> Given exercise:
Copy out every line of the records below word for word, in the same order.

> Available records:
__________

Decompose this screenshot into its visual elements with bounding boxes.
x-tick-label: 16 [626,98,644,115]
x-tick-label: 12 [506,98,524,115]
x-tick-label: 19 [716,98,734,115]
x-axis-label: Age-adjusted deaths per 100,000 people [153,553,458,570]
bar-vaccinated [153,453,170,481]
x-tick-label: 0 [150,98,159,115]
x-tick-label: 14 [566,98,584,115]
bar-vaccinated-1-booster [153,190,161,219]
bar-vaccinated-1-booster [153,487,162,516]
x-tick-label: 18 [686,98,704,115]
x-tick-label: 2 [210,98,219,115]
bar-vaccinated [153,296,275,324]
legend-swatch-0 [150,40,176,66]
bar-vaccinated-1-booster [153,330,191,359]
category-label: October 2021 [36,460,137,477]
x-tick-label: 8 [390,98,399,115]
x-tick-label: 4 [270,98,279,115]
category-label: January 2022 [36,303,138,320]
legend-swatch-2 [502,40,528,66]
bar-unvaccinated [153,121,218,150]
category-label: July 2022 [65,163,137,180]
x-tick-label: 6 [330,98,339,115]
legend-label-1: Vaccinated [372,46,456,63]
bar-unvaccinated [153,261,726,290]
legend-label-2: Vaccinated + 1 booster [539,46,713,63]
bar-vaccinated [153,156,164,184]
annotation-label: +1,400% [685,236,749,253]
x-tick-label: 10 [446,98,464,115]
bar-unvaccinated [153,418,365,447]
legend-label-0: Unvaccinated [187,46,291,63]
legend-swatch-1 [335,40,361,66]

__________

> Written response:
Decompose this screenshot into its visual elements with bounding boxes.
x-tick-label: 16 [626,98,644,115]
x-tick-label: 12 [506,98,524,115]
x-tick-label: 19 [716,98,734,115]
x-axis-label: Age-adjusted deaths per 100,000 people [153,553,458,570]
bar-vaccinated [153,453,170,481]
x-tick-label: 0 [150,98,159,115]
x-tick-label: 14 [566,98,584,115]
bar-vaccinated-1-booster [153,190,161,219]
bar-vaccinated-1-booster [153,487,162,516]
x-tick-label: 18 [686,98,704,115]
x-tick-label: 2 [210,98,219,115]
bar-vaccinated [153,296,275,324]
legend-swatch-0 [150,40,176,66]
bar-vaccinated-1-booster [153,330,191,359]
category-label: October 2021 [36,460,137,477]
x-tick-label: 8 [390,98,399,115]
x-tick-label: 4 [270,98,279,115]
category-label: January 2022 [36,303,138,320]
legend-swatch-2 [502,40,528,66]
bar-unvaccinated [153,121,218,150]
category-label: July 2022 [65,163,137,180]
x-tick-label: 6 [330,98,339,115]
legend-label-1: Vaccinated [372,46,456,63]
bar-unvaccinated [153,261,726,290]
legend-label-2: Vaccinated + 1 booster [539,46,713,63]
bar-vaccinated [153,156,164,184]
annotation-label: +1,400% [685,236,749,253]
x-tick-label: 10 [446,98,464,115]
bar-unvaccinated [153,418,365,447]
legend-label-0: Unvaccinated [187,46,291,63]
legend-swatch-1 [335,40,361,66]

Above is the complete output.